WHAT IS EXPECTED
Pull out each line of the data that includes the word "Gewalt".

INPUT FOR THIS TASK

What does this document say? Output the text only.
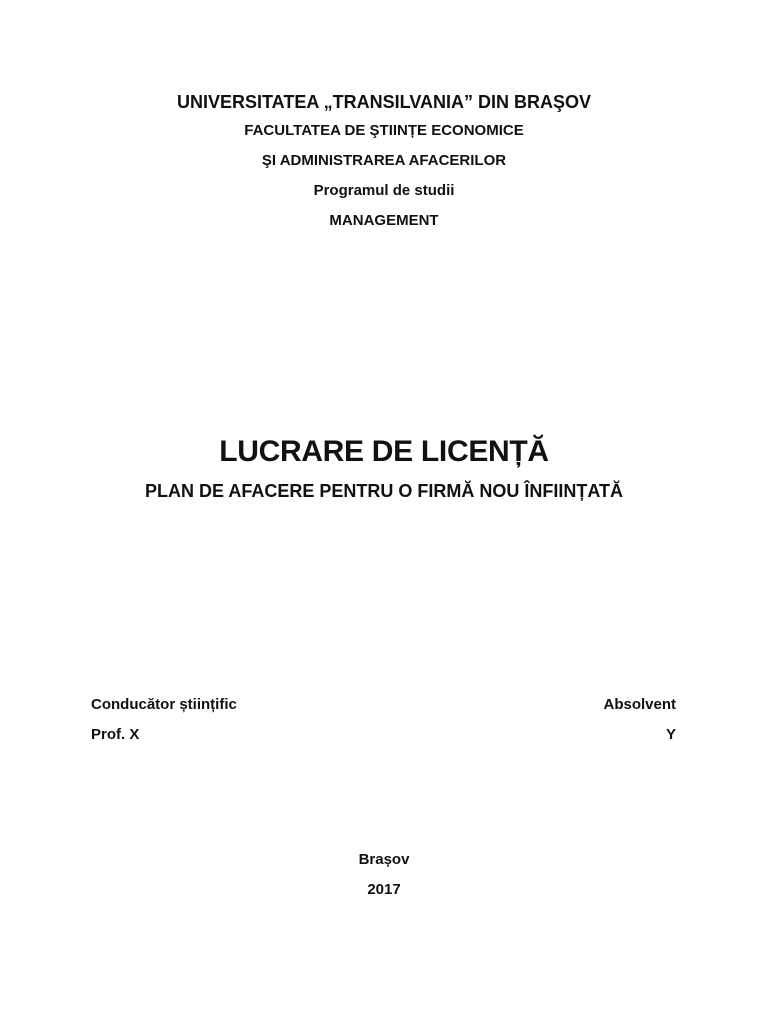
UNIVERSITATEA „TRANSILVANIA” DIN BRAŞOV
FACULTATEA DE ŞTIINȚE ECONOMICE
ŞI ADMINISTRAREA AFACERILOR
Programul de studii
MANAGEMENT
LUCRARE DE LICENȚĂ
PLAN DE AFACERE PENTRU O FIRMĂ NOU ÎNFIINȚATĂ
Conducător științific
Prof. X
Absolvent
Y
Brașov
2017
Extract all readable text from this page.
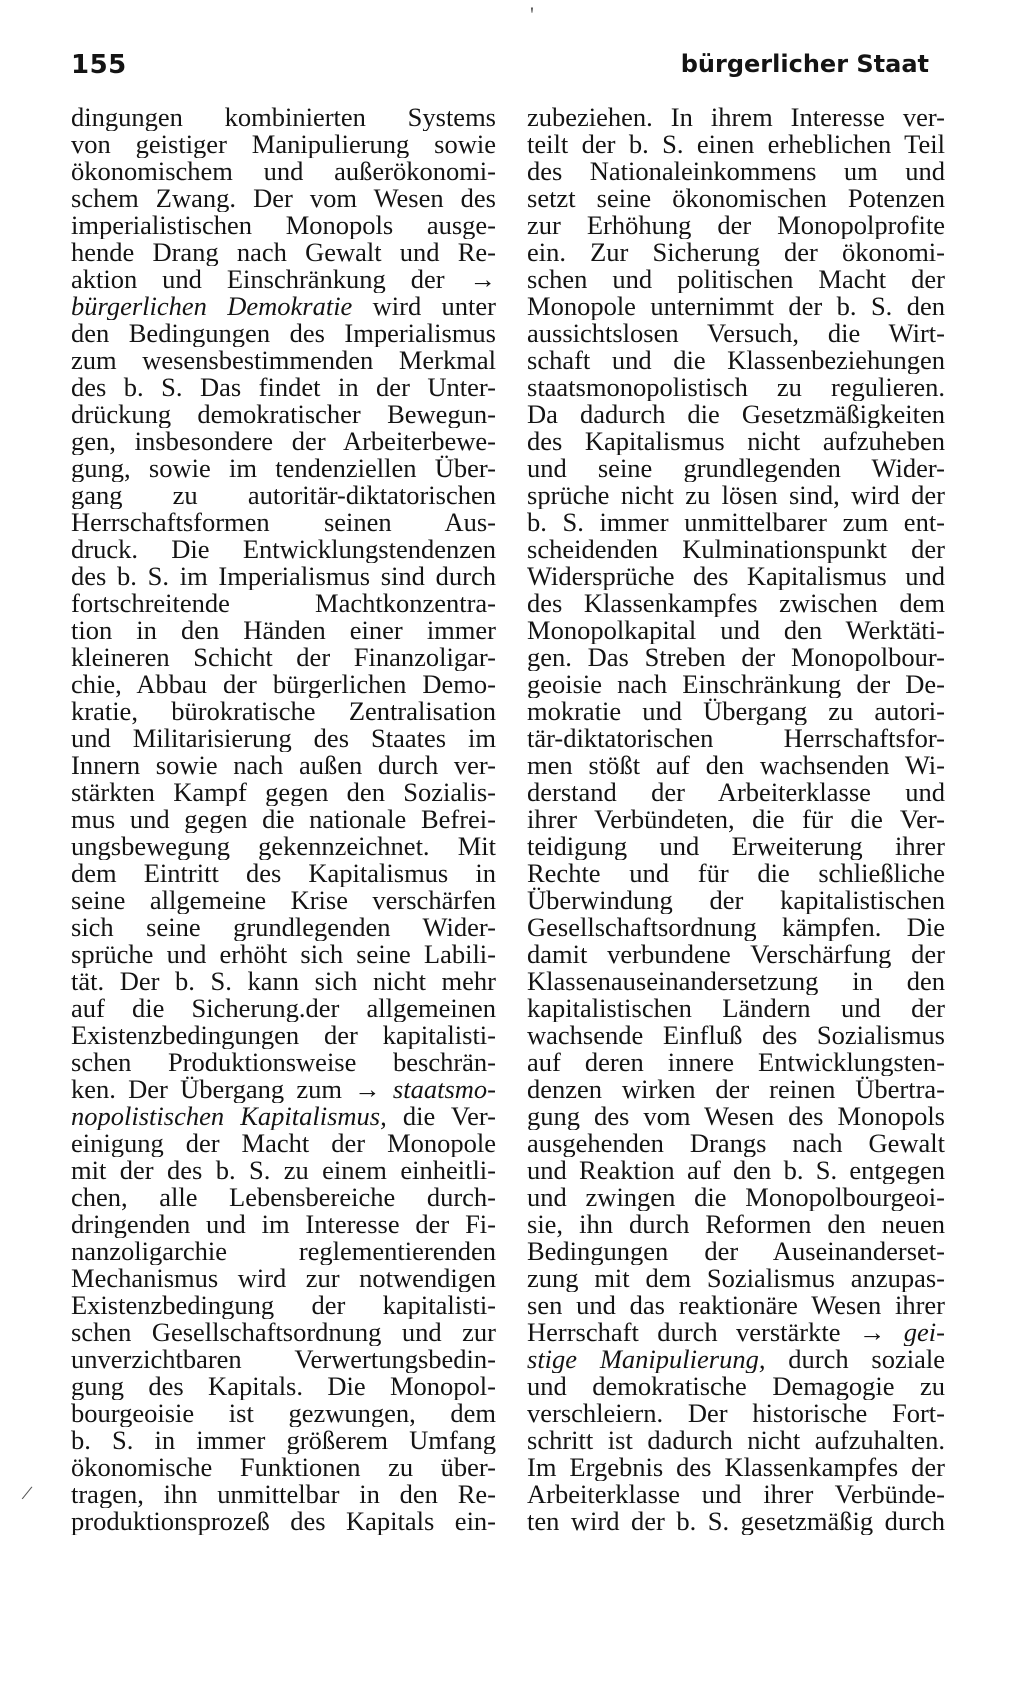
155	bürgerlicher Staat
dingungen kombinierten Systems
von geistiger Manipulierung sowie
ökonomischem und außerökonomi-
schem Zwang. Der vom Wesen des
imperialistischen Monopols ausge-
hende Drang nach Gewalt und Re-
aktion und Einschränkung der →
bürgerlichen Demokratie wird unter
den Bedingungen des Imperialismus
zum wesensbestimmenden Merkmal
des b. S. Das findet in der Unter-
drückung demokratischer Bewegun-
gen, insbesondere der Arbeiterbewe-
gung, sowie im tendenziellen Über-
gang zu autoritär-diktatorischen
Herrschaftsformen seinen Aus-
druck. Die Entwicklungstendenzen
des b. S. im Imperialismus sind durch
fortschreitende Machtkonzentra-
tion in den Händen einer immer
kleineren Schicht der Finanzoligar-
chie, Abbau der bürgerlichen Demo-
kratie, bürokratische Zentralisation
und Militarisierung des Staates im
Innern sowie nach außen durch ver-
stärkten Kampf gegen den Sozialis-
mus und gegen die nationale Befrei-
ungsbewegung gekennzeichnet. Mit
dem Eintritt des Kapitalismus in
seine allgemeine Krise verschärfen
sich seine grundlegenden Wider-
sprüche und erhöht sich seine Labili-
tät. Der b. S. kann sich nicht mehr
auf die Sicherung.der allgemeinen
Existenzbedingungen der kapitalisti-
schen Produktionsweise beschrän-
ken. Der Übergang zum → staatsmo-
nopolistischen Kapitalismus, die Ver-
einigung der Macht der Monopole
mit der des b. S. zu einem einheitli-
chen, alle Lebensbereiche durch-
dringenden und im Interesse der Fi-
nanzoligarchie reglementierenden
Mechanismus wird zur notwendigen
Existenzbedingung der kapitalisti-
schen Gesellschaftsordnung und zur
unverzichtbaren Verwertungsbedin-
gung des Kapitals. Die Monopol-
bourgeoisie ist gezwungen, dem
b. S. in immer größerem Umfang
ökonomische Funktionen zu über-
tragen, ihn unmittelbar in den Re-
produktionsprozeß des Kapitals ein-
zubeziehen. In ihrem Interesse ver-
teilt der b. S. einen erheblichen Teil
des Nationaleinkommens um und
setzt seine ökonomischen Potenzen
zur Erhöhung der Monopolprofite
ein. Zur Sicherung der ökonomi-
schen und politischen Macht der
Monopole unternimmt der b. S. den
aussichtslosen Versuch, die Wirt-
schaft und die Klassenbeziehungen
staatsmonopolistisch zu regulieren.
Da dadurch die Gesetzmäßigkeiten
des Kapitalismus nicht aufzuheben
und seine grundlegenden Wider-
sprüche nicht zu lösen sind, wird der
b. S. immer unmittelbarer zum ent-
scheidenden Kulminationspunkt der
Widersprüche des Kapitalismus und
des Klassenkampfes zwischen dem
Monopolkapital und den Werktäti-
gen. Das Streben der Monopolbour-
geoisie nach Einschränkung der De-
mokratie und Übergang zu autori-
tär-diktatorischen Herrschaftsfor-
men stößt auf den wachsenden Wi-
derstand der Arbeiterklasse und
ihrer Verbündeten, die für die Ver-
teidigung und Erweiterung ihrer
Rechte und für die schließliche
Überwindung der kapitalistischen
Gesellschaftsordnung kämpfen. Die
damit verbundene Verschärfung der
Klassenauseinandersetzung in den
kapitalistischen Ländern und der
wachsende Einfluß des Sozialismus
auf deren innere Entwicklungsten-
denzen wirken der reinen Übertra-
gung des vom Wesen des Monopols
ausgehenden Drangs nach Gewalt
und Reaktion auf den b. S. entgegen
und zwingen die Monopolbourgeoi-
sie, ihn durch Reformen den neuen
Bedingungen der Auseinanderset-
zung mit dem Sozialismus anzupas-
sen und das reaktionäre Wesen ihrer
Herrschaft durch verstärkte → gei-
stige Manipulierung, durch soziale
und demokratische Demagogie zu
verschleiern. Der historische Fort-
schritt ist dadurch nicht aufzuhalten.
Im Ergebnis des Klassenkampfes der
Arbeiterklasse und ihrer Verbünde-
ten wird der b. S. gesetzmäßig durch
'
/
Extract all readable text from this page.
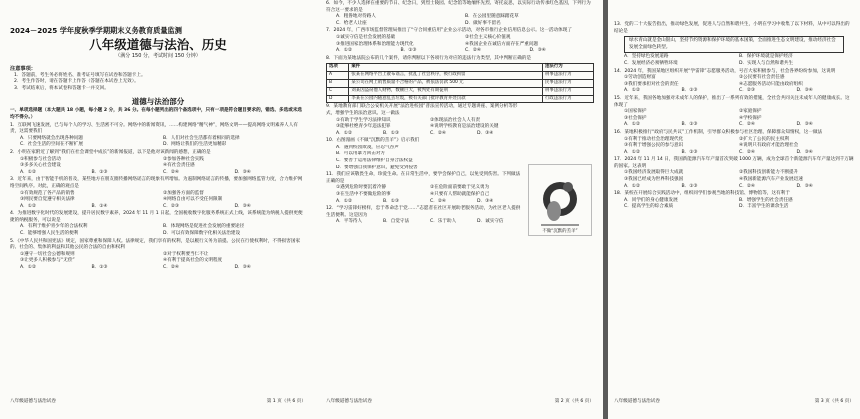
2024－2025 学年度秋季学期期末义务教育质量监测
八年级道德与法治、历史
（满分 150 分，考试时间 150 分钟）
注意事项：
1．答题前，考生务必将姓名、准考证号填写在试卷和答题卡上。
2．考生作答时，请在答题卡上作答（答题在本试卷上无效）。
3．考试结束后，将本试卷和答题卡一并交回。
道德与法治部分
一、单项选择题（本大题共 18 小题，每小题 2 分，共 36 分。在每小题列出的四个备选项中，只有一项是符合题目要求的，错选、多选或未选均不得分。）
1．互联网飞速发展，已与每个人的学习、生活密不可分。网络中的新闻资讯，……构建网络“精气神”，网络文明——提高网络文明素养人人有责，这需要我们
A．只要网络就会出现各种问题	B．人们对社会生活都有着相同的选择
C．社会生活的空间在不断扩展	D．网络让我们的生活更加精彩
2．小明在家附近了解到“我们在社会课堂中成长”的新闻报道，以下是他对该新闻的感想，正确的是
①积极参与社会活动	②参加各种社会实践
③多多关心社会建设	④有社会责任感
A．①②	B．①③	C．②④	D．③④
3．近年来，由于智能手机的普及，某些地方在朋友圈传播网络谣言的现象有所增加。为遏制网络谣言的传播，要加强网络监管力度，合力维护网络空间秩序。对此，正确的观点是
①有效规范了各产品的销售	②加强各方面的监督
③网民要自觉遵守相关法律	④网络自由可以不受任何限制
A．①②	B．①④	C．②③	D．③④
4．为推进数字化时代的发展建设，提升居民数字素养，2024 年 11 月 1 日起，全国税收数字化服务系统正式上线，该系统能为纳税人提供更便捷的纳税服务，可以说是
A．有利于维护青少年的合法权利	B．体现网络是促进社会发展的重要途径
C．能够增强人民生活的便利	D．可以有效保障数字化相关法治建设
5．《中华人民共和国宪法》规定，国家尊重和保障人权。法律规定，我们享有的权利，是以履行义务为前提。公民在行使权利时，不得损害国家的、社会的、集体的利益和其他公民的合法的自由和权利
①遵守一切社会公德和规则	②对于权利要当仁不让
③让更多人积极参与“无偿”	④有利于提高社会的文明程度
A．①②	B．①③	C．②④	D．③④
八年级道德与法治试卷	第 1 页（共 6 页）
6．如今，不少人选择在重要的节日、纪念日，到烈士陵园、纪念馆等地缅怀先烈、寄托哀思，以实际行动传承红色基因，下列行为符合这一要求的是
A．粗鲁地对待路人	B．在公园里随意踩踏花草
C．给老人让座	D．做好事不留名
7．2024 年，广西市场监督管理局推出了“守合同重信用”企业公示活动，对各市推行企业信用信息公示。这一活动体现了
①诚实守信是社会发展的基础	②社会主义核心价值观
③推进国家治理体系和治理能力现代化	④我国企业在诚信方面存在严重问题
A．①②	B．①③	C．②④	D．③④
8．下面为某地法院公布的几个案件，请你判断以下各项行为对应的违法行为类型，其中判断正确的是
选项	案件	违法行为
A	张某在网络平台上散布谣言，扰乱了社会秩序，被行政拘留	刑事违法行为
B	某公司在网上销售质量不合格的产品，被依法罚款 500 元	民事违法行为
C	刘某因盗窃他人财物，数额巨大，被判处有期徒刑	刑事违法行为
D	李某在公园内随意乱丢垃圾，被有关部门批评教育并处罚款	行政违法行为
不做“沉默的羔羊”
9．某地教育部门联合公安机关开展“法治进校园”普法宣传活动，通过专题讲座、案例分析等形式，增强学生的法治意识。这一做法
①有助于学生学习法律知识	②体现法治社会人人有责
③能够杜绝青少年违法犯罪	④说明学校教育是法治建设的关键
A．①②	B．①③	C．②④	D．③④
10．右图漫画《不做“沉默的羔羊”》启示我们
A．遇到校园欺凌，应忍气吞声
B．可以用暴力回击对方
C．要善于运用法律维护自身合法权益
D．要增强自我保护意识，避免受到侵害
11．我们应该敬畏生命，珍爱生命。在日常生活中，要学会保护自己，以免受到伤害。下列做法正确的是
①遇到危险时要沉着冷静	②在危险面前要敢于见义勇为
③在生活中不要做危险的事	④只要有人帮助就能保护自己
A．①②	B．①③	C．②④	D．③④
12．“学习雷锋好榜样，忠于革命忠于党……”志愿者在社区开展助老服务活动，为社区老人提供生活便利。这是因为
A．平等待人	B．自觉守法	C．乐于助人	D．诚实守信
八年级道德与法治试卷	第 2 页（共 6 页）
13．党的二十大报告指出，推动绿色发展，促进人与自然和谐共生，小明在学习中收集了以下材料，从中可以得出的结论是
绿水青山就是金山银山，坚持节约资源和保护环境的基本国策，全面推进生态文明建设，推动经济社会发展全面绿色转型。
A．坚持绿色发展道路	B．保护环境就是保护经济
C．发展经济必须牺牲环境	D．实现人与自然和谐共生
14．2024 年，我国某地区组织开展“学雷锋”志愿服务活动，号召大家积极参与，社会各界纷纷参加，这说明
①劳动创造财富	②公民要有社会责任感
③我们要承担对社会的责任	④志愿服务活动只能由政府组织
A．①②	B．①③	C．②③	D．③④
15．近年来，我国各地加强对未成年人的保护，推出了一系列有效的措施，全社会共同关注未成年人的健康成长。这体现了
①国家保护	②家庭保护
③社会保护	④学校保护
A．①②	B．①③	C．②④	D．③④
16．某地积极推行“政府与民共议”工作机制，引导群众积极参与社区治理、保障群众知情权，这一做法
①有利于推动社会治理现代化	②扩大了公民的民主权利
③有利于增强公民的参与意识	④说明只有政府才能治理社会
A．①②	B．①③	C．②④	D．③④
17．2024 年 11 月 14 日，我国新能源汽车年产量首次突破 1000 万辆，成为全球首个新能源汽车年产量达到千万辆的国家。这表明
①我国经济发展取得巨大成就	②我国科技创新能力不断提升
③我国已经成为世界科技强国	④我国新能源汽车产业发展迅速
A．①②	B．①③	C．②④	D．③④
18．某校在开展综合实践活动中，组织同学们参观当地的科技馆、博物馆等，这有利于
A．同学们的身心健康发展	B．增强学生的社会责任感
C．提高学生的综合素质	D．丰富学生的课余生活
八年级道德与法治试卷	第 3 页（共 6 页）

ANSWER FOR THE TASK
hende Drang nach Gewalt und Re-
ausgehenden Drangs nach Gewalt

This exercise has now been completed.